> MATERIAL FOR THE TASK
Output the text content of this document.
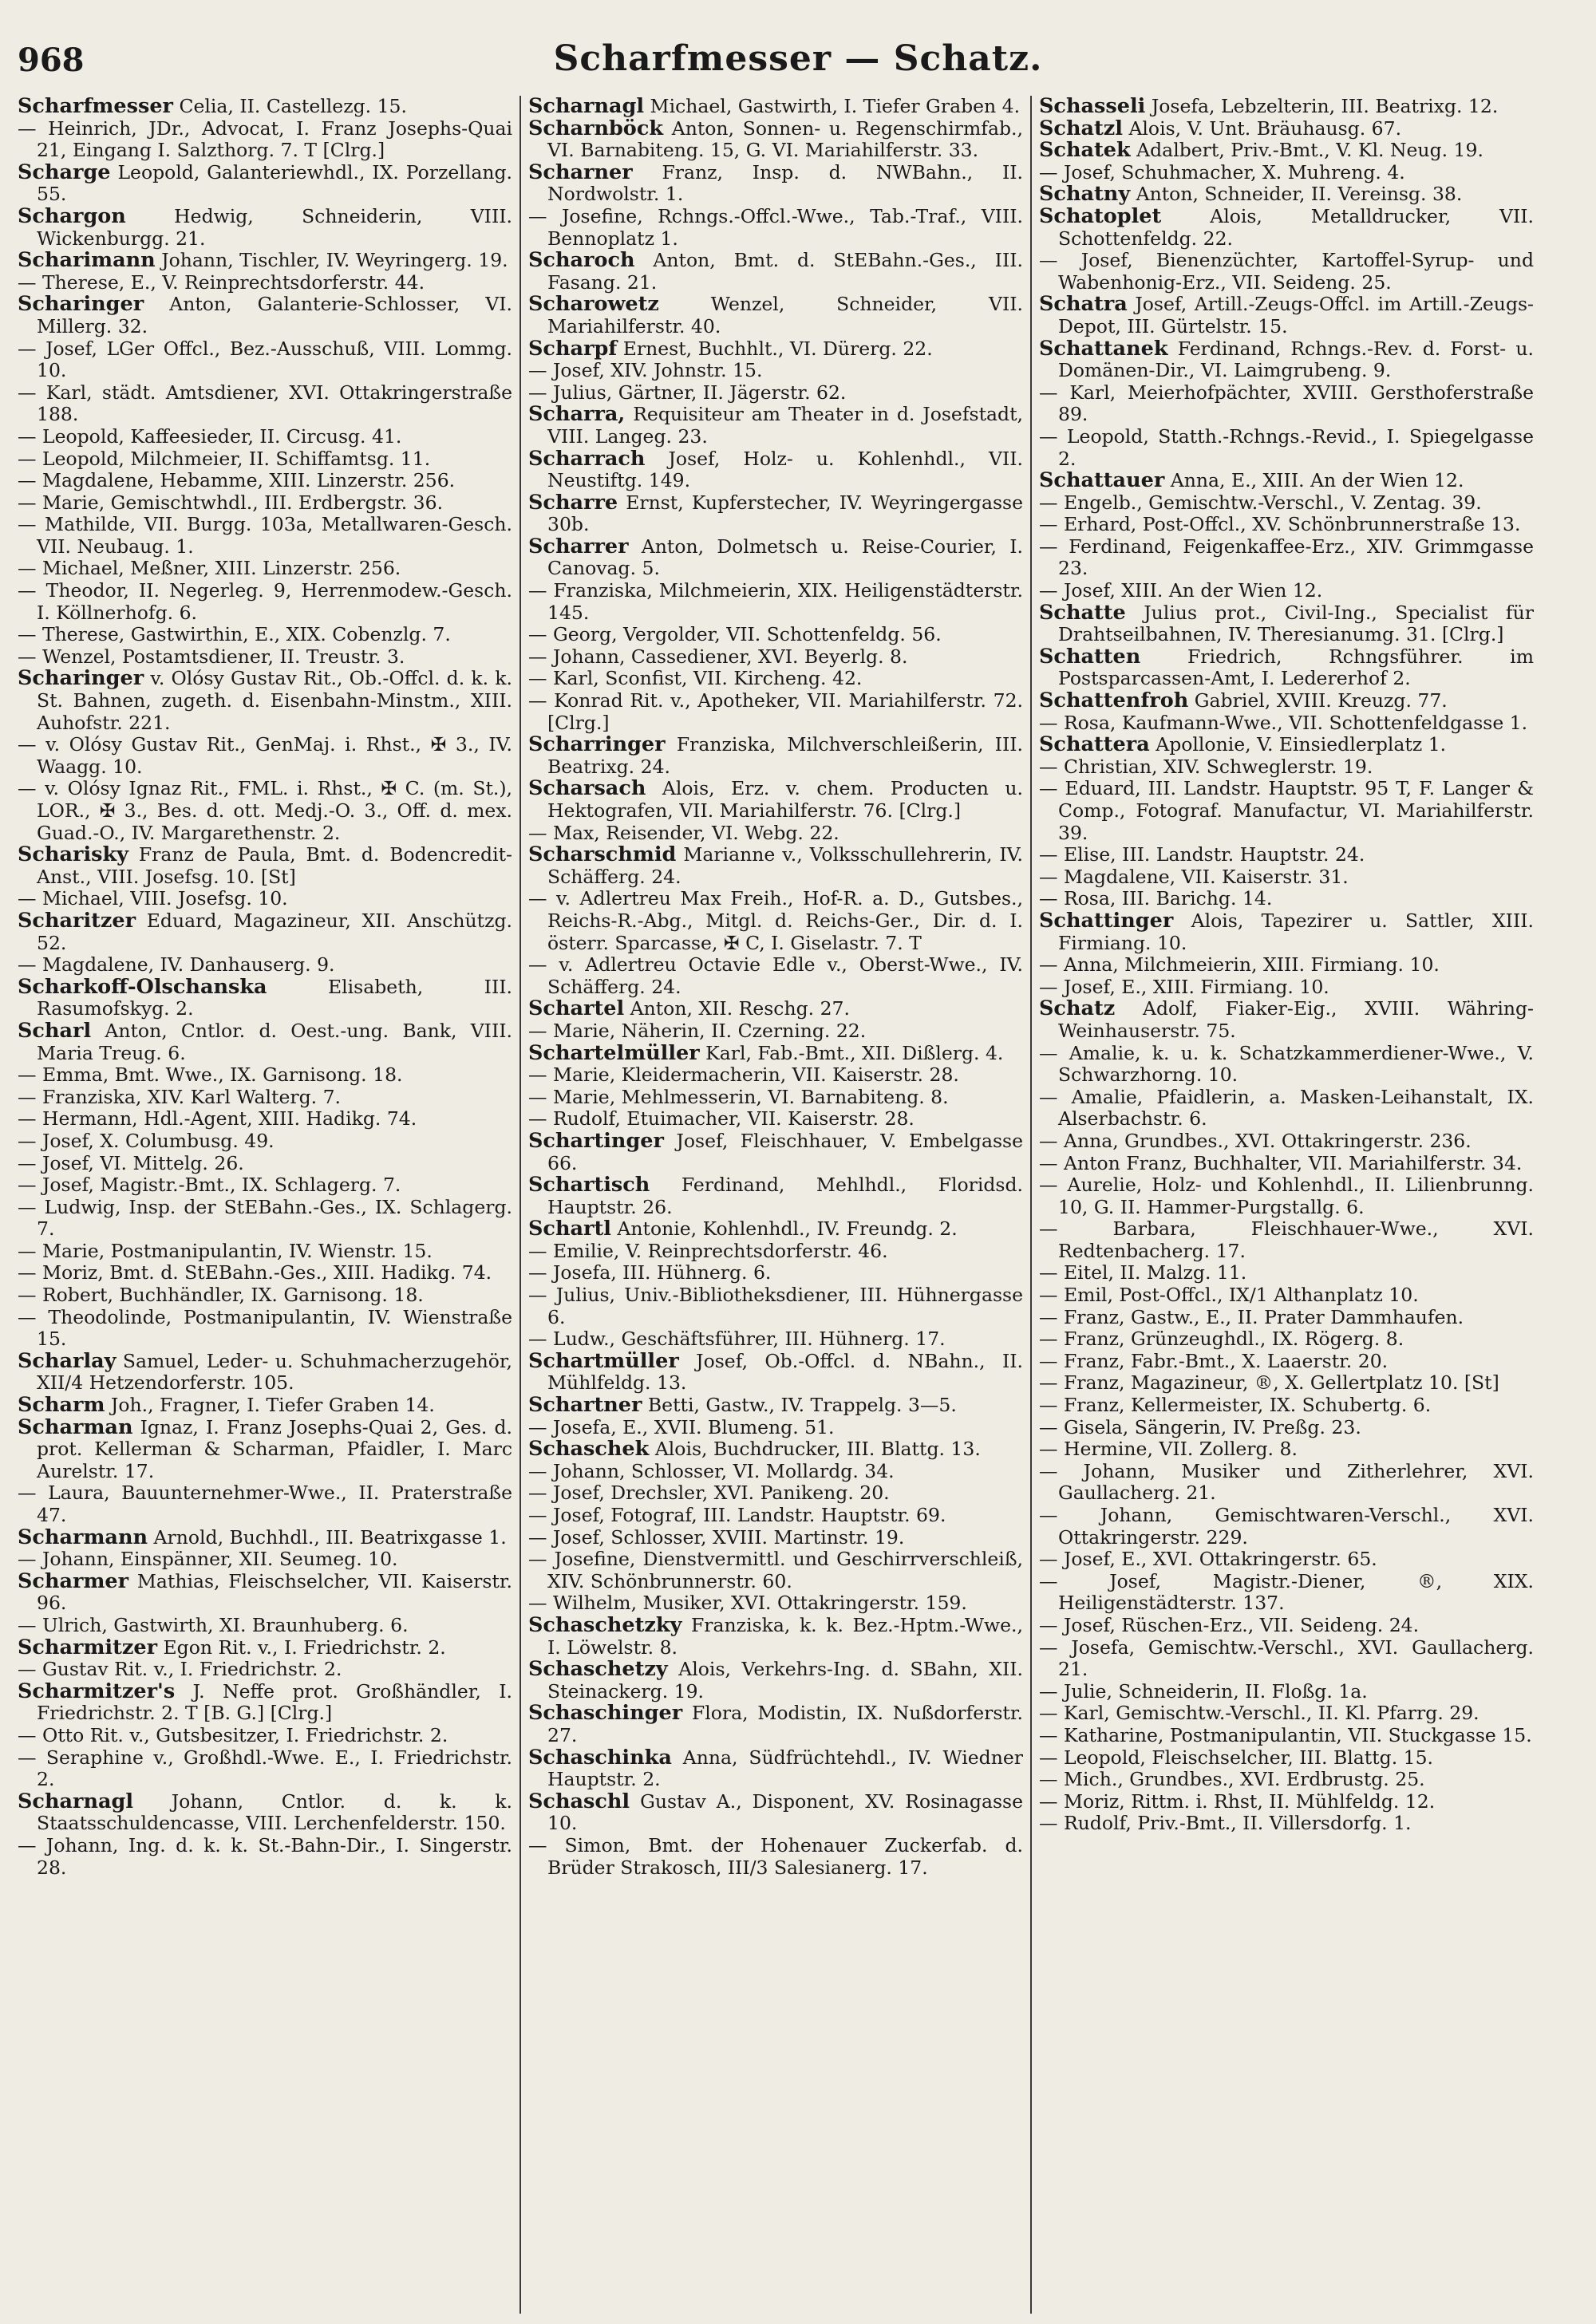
968	Scharfmesser — Schatz.

Scharfmesser Celia, II. Castellezg. 15.

— Heinrich, JDr., Advocat, I. Franz Josephs-Quai 21, Eingang I. Salzthorg. 7. T [Clrg.]

Scharge Leopold, Galanteriewhdl., IX. Porzellang. 55.

Schargon	Hedwig, Schneiderin, VIII. Wickenburgg. 21.

Scharimann Johann, Tischler, IV. Weyringerg. 19.

— Therese, E., V. Reinprechtsdorferstr. 44.

Scharinger Anton, Galanterie-Schlosser, VI. Millerg. 32.

— Josef, LGer Offcl., Bez.-Ausschuß, VIII. Lommg. 10.

— Karl, städt. Amtsdiener, XVI. Ottakringerstraße 188.

— Leopold, Kaffeesieder, II. Circusg. 41.

— Leopold, Milchmeier, II. Schiffamtsg. 11.

— Magdalene, Hebamme, XIII. Linzerstr. 256.

— Marie, Gemischtwhdl., III. Erdbergstr. 36.

— Mathilde, VII. Burgg. 103a, Metallwaren-Gesch. VII. Neubaug. 1.

— Michael, Meßner, XIII. Linzerstr. 256.

— Theodor, II. Negerleg. 9, Herrenmodew.-Gesch. I. Köllnerhofg. 6.

— Therese, Gastwirthin, E., XIX. Cobenzlg. 7.

— Wenzel, Postamtsdiener, II. Treustr. 3.

Scharinger v. Olósy Gustav Rit., Ob.-Offcl. d. k. k. St. Bahnen, zugeth. d. Eisenbahn-Minstm., XIII. Auhofstr. 221.

— v. Olósy Gustav Rit., GenMaj. i. Rhst., ✠ 3., IV. Waagg. 10.

— v. Olósy Ignaz Rit., FML. i. Rhst., ✠ C. (m. St.), LOR., ✠ 3., Bes. d. ott. Medj.-O. 3., Off. d. mex. Guad.-O., IV. Margarethenstr. 2.

Scharisky Franz de Paula, Bmt. d. Bodencredit-Anst., VIII. Josefsg. 10. [St]

— Michael, VIII. Josefsg. 10.

Scharitzer Eduard, Magazineur, XII. Anschützg. 52.

— Magdalene, IV. Danhauserg. 9.

Scharkoff-Olschanska	Elisabeth, III. Rasumofskyg. 2.

Scharl Anton, Cntlor. d. Oest.-ung. Bank, VIII. Maria Treug. 6.

— Emma, Bmt. Wwe., IX. Garnisong. 18.

— Franziska, XIV. Karl Walterg. 7.

— Hermann, Hdl.-Agent, XIII. Hadikg. 74.

— Josef, X. Columbusg. 49.

— Josef, VI. Mittelg. 26.

— Josef, Magistr.-Bmt., IX. Schlagerg. 7.

— Ludwig, Insp. der StEBahn.-Ges., IX. Schlagerg. 7.

— Marie, Postmanipulantin, IV. Wienstr. 15.

— Moriz, Bmt. d. StEBahn.-Ges., XIII. Hadikg. 74.

— Robert, Buchhändler, IX. Garnisong. 18.

— Theodolinde, Postmanipulantin, IV. Wienstraße 15.

Scharlay Samuel, Leder- u. Schuhmacherzugehör, XII/4 Hetzendorferstr. 105.

Scharm Joh., Fragner, I. Tiefer Graben 14.

Scharman Ignaz, I. Franz Josephs-Quai 2, Ges. d. prot. Kellerman & Scharman, Pfaidler, I. Marc Aurelstr. 17.

— Laura, Bauunternehmer-Wwe., II. Praterstraße 47.

Scharmann Arnold, Buchhdl., III. Beatrixgasse 1.

— Johann, Einspänner, XII. Seumeg. 10.

Scharmer Mathias, Fleischselcher, VII. Kaiserstr. 96.

— Ulrich, Gastwirth, XI. Braunhuberg. 6.

Scharmitzer Egon Rit. v., I. Friedrichstr. 2.

— Gustav Rit. v., I. Friedrichstr. 2.

Scharmitzer's J. Neffe prot. Großhändler, I. Friedrichstr. 2. T [B. G.] [Clrg.]

— Otto Rit. v., Gutsbesitzer, I. Friedrichstr. 2.

— Seraphine v., Großhdl.-Wwe. E., I. Friedrichstr. 2.

Scharnagl Johann, Cntlor. d. k. k. Staatsschuldencasse, VIII. Lerchenfelderstr. 150.

— Johann, Ing. d. k. k. St.-Bahn-Dir., I. Singerstr. 28.

Scharnagl Michael, Gastwirth, I. Tiefer Graben 4.

Scharnböck Anton, Sonnen- u. Regenschirmfab., VI. Barnabiteng. 15, G. VI. Mariahilferstr. 33.

Scharner Franz, Insp. d. NWBahn., II. Nordwolstr. 1.

— Josefine, Rchngs.-Offcl.-Wwe., Tab.-Traf., VIII. Bennoplatz 1.

Scharoch Anton, Bmt. d. StEBahn.-Ges., III. Fasang. 21.

Scharowetz	Wenzel, Schneider, VII. Mariahilferstr. 40.

Scharpf Ernest, Buchhlt., VI. Dürerg. 22.

— Josef, XIV. Johnstr. 15.

— Julius, Gärtner, II. Jägerstr. 62.

Scharra, Requisiteur am Theater in d. Josefstadt, VIII. Langeg. 23.

Scharrach Josef, Holz- u. Kohlenhdl., VII. Neustiftg. 149.

Scharre Ernst, Kupferstecher, IV. Weyringergasse 30b.

Scharrer Anton, Dolmetsch u. Reise-Courier, I. Canovag. 5.

— Franziska, Milchmeierin, XIX. Heiligenstädterstr. 145.

— Georg, Vergolder, VII. Schottenfeldg. 56.

— Johann, Cassediener, XVI. Beyerlg. 8.

— Karl, Sconfist, VII. Kircheng. 42.

— Konrad Rit. v., Apotheker, VII. Mariahilferstr. 72. [Clrg.]

Scharringer Franziska, Milchverschleißerin, III. Beatrixg. 24.

Scharsach Alois, Erz. v. chem. Producten u. Hektografen, VII. Mariahilferstr. 76. [Clrg.]

— Max, Reisender, VI. Webg. 22.

Scharschmid Marianne v., Volksschullehrerin, IV. Schäfferg. 24.

— v. Adlertreu Max Freih., Hof-R. a. D., Gutsbes., Reichs-R.-Abg., Mitgl. d. Reichs-Ger., Dir. d. I. österr. Sparcasse, ✠ C, I. Giselastr. 7. T

— v. Adlertreu Octavie Edle v., Oberst-Wwe., IV. Schäfferg. 24.

Schartel Anton, XII. Reschg. 27.

— Marie, Näherin, II. Czerning. 22.

Schartelmüller Karl, Fab.-Bmt., XII. Dißlerg. 4.

— Marie, Kleidermacherin, VII. Kaiserstr. 28.

— Marie, Mehlmesserin, VI. Barnabiteng. 8.

— Rudolf, Etuimacher, VII. Kaiserstr. 28.

Schartinger Josef, Fleischhauer, V. Embelgasse 66.

Schartisch Ferdinand, Mehlhdl., Floridsd. Hauptstr. 26.

Schartl Antonie, Kohlenhdl., IV. Freundg. 2.

— Emilie, V. Reinprechtsdorferstr. 46.

— Josefa, III. Hühnerg. 6.

— Julius, Univ.-Bibliotheksdiener, III. Hühnergasse 6.

— Ludw., Geschäftsführer, III. Hühnerg. 17.

Schartmüller Josef, Ob.-Offcl. d. NBahn., II. Mühlfeldg. 13.

Schartner Betti, Gastw., IV. Trappelg. 3—5.

— Josefa, E., XVII. Blumeng. 51.

Schaschek Alois, Buchdrucker, III. Blattg. 13.

— Johann, Schlosser, VI. Mollardg. 34.

— Josef, Drechsler, XVI. Panikeng. 20.

— Josef, Fotograf, III. Landstr. Hauptstr. 69.

— Josef, Schlosser, XVIII. Martinstr. 19.

— Josefine, Dienstvermittl. und Geschirrverschleiß, XIV. Schönbrunnerstr. 60.

— Wilhelm, Musiker, XVI. Ottakringerstr. 159.

Schaschetzky Franziska, k. k. Bez.-Hptm.-Wwe., I. Löwelstr. 8.

Schaschetzy Alois, Verkehrs-Ing. d. SBahn, XII. Steinackerg. 19.

Schaschinger Flora, Modistin, IX. Nußdorferstr. 27.

Schaschinka Anna, Südfrüchtehdl., IV. Wiedner Hauptstr. 2.

Schaschl Gustav A., Disponent, XV. Rosinagasse 10.

— Simon, Bmt. der Hohenauer Zuckerfab. d. Brüder Strakosch, III/3 Salesianerg. 17.

Schasseli Josefa, Lebzelterin, III. Beatrixg. 12.

Schatzl Alois, V. Unt. Bräuhausg. 67.

Schatek Adalbert, Priv.-Bmt., V. Kl. Neug. 19.

— Josef, Schuhmacher, X. Muhreng. 4.

Schatny Anton, Schneider, II. Vereinsg. 38.

Schatoplet	Alois, Metalldrucker, VII. Schottenfeldg. 22.

— Josef, Bienenzüchter, Kartoffel-Syrup- und Wabenhonig-Erz., VII. Seideng. 25.

Schatra Josef, Artill.-Zeugs-Offcl. im Artill.-Zeugs-Depot, III. Gürtelstr. 15.

Schattanek Ferdinand, Rchngs.-Rev. d. Forst- u. Domänen-Dir., VI. Laimgrubeng. 9.

— Karl, Meierhofpächter, XVIII. Gersthoferstraße 89.

— Leopold, Statth.-Rchngs.-Revid., I. Spiegelgasse 2.

Schattauer Anna, E., XIII. An der Wien 12.

— Engelb., Gemischtw.-Verschl., V. Zentag. 39.

— Erhard, Post-Offcl., XV. Schönbrunnerstraße 13.

— Ferdinand, Feigenkaffee-Erz., XIV. Grimmgasse 23.

— Josef, XIII. An der Wien 12.

Schatte Julius prot., Civil-Ing., Specialist für Drahtseilbahnen, IV. Theresianumg. 31. [Clrg.]

Schatten Friedrich, Rchngsführer. im Postsparcassen-Amt, I. Ledererhof 2.

Schattenfroh Gabriel, XVIII. Kreuzg. 77.

— Rosa, Kaufmann-Wwe., VII. Schottenfeldgasse 1.

Schattera Apollonie, V. Einsiedlerplatz 1.

— Christian, XIV. Schweglerstr. 19.

— Eduard, III. Landstr. Hauptstr. 95 T, F. Langer & Comp., Fotograf. Manufactur, VI. Mariahilferstr. 39.

— Elise, III. Landstr. Hauptstr. 24.

— Magdalene, VII. Kaiserstr. 31.

— Rosa, III. Barichg. 14.

Schattinger Alois, Tapezirer u. Sattler, XIII. Firmiang. 10.

— Anna, Milchmeierin, XIII. Firmiang. 10.

— Josef, E., XIII. Firmiang. 10.

Schatz Adolf, Fiaker-Eig., XVIII. Währing-Weinhauserstr. 75.

— Amalie, k. u. k. Schatzkammerdiener-Wwe., V. Schwarzhorng. 10.

— Amalie, Pfaidlerin, a. Masken-Leihanstalt, IX. Alserbachstr. 6.

— Anna, Grundbes., XVI. Ottakringerstr. 236.

— Anton Franz, Buchhalter, VII. Mariahilferstr. 34.

— Aurelie, Holz- und Kohlenhdl., II. Lilienbrunng. 10, G. II. Hammer-Purgstallg. 6.

— Barbara, Fleischhauer-Wwe., XVI. Redtenbacherg. 17.

— Eitel, II. Malzg. 11.

— Emil, Post-Offcl., IX/1 Althanplatz 10.

— Franz, Gastw., E., II. Prater Dammhaufen.

— Franz, Grünzeughdl., IX. Rögerg. 8.

— Franz, Fabr.-Bmt., X. Laaerstr. 20.

— Franz, Magazineur, ®, X. Gellertplatz 10. [St]

— Franz, Kellermeister, IX. Schubertg. 6.

— Gisela, Sängerin, IV. Preßg. 23.

— Hermine, VII. Zollerg. 8.

— Johann, Musiker und Zitherlehrer, XVI. Gaullacherg. 21.

— Johann, Gemischtwaren-Verschl., XVI. Ottakringerstr. 229.

— Josef, E., XVI. Ottakringerstr. 65.

— Josef, Magistr.-Diener, ®, XIX. Heiligenstädterstr. 137.

— Josef, Rüschen-Erz., VII. Seideng. 24.

— Josefa, Gemischtw.-Verschl., XVI. Gaullacherg. 21.

— Julie, Schneiderin, II. Floßg. 1a.

— Karl, Gemischtw.-Verschl., II. Kl. Pfarrg. 29.

— Katharine, Postmanipulantin, VII. Stuckgasse 15.

— Leopold, Fleischselcher, III. Blattg. 15.

— Mich., Grundbes., XVI. Erdbrustg. 25.

— Moriz, Rittm. i. Rhst, II. Mühlfeldg. 12.

— Rudolf, Priv.-Bmt., II. Villersdorfg. 1.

> SHORT TASK
Please list every line of the records that contains "Franziska".

> CORRECT RESULT
— Franziska, XIV. Karl Walterg. 7.
— Franziska, Milchmeierin, XIX. Heiligenstädterstr. 145.
Scharringer Franziska, Milchverschleißerin, III. Beatrixg. 24.
Schaschetzky Franziska, k. k. Bez.-Hptm.-Wwe., I. Löwelstr. 8.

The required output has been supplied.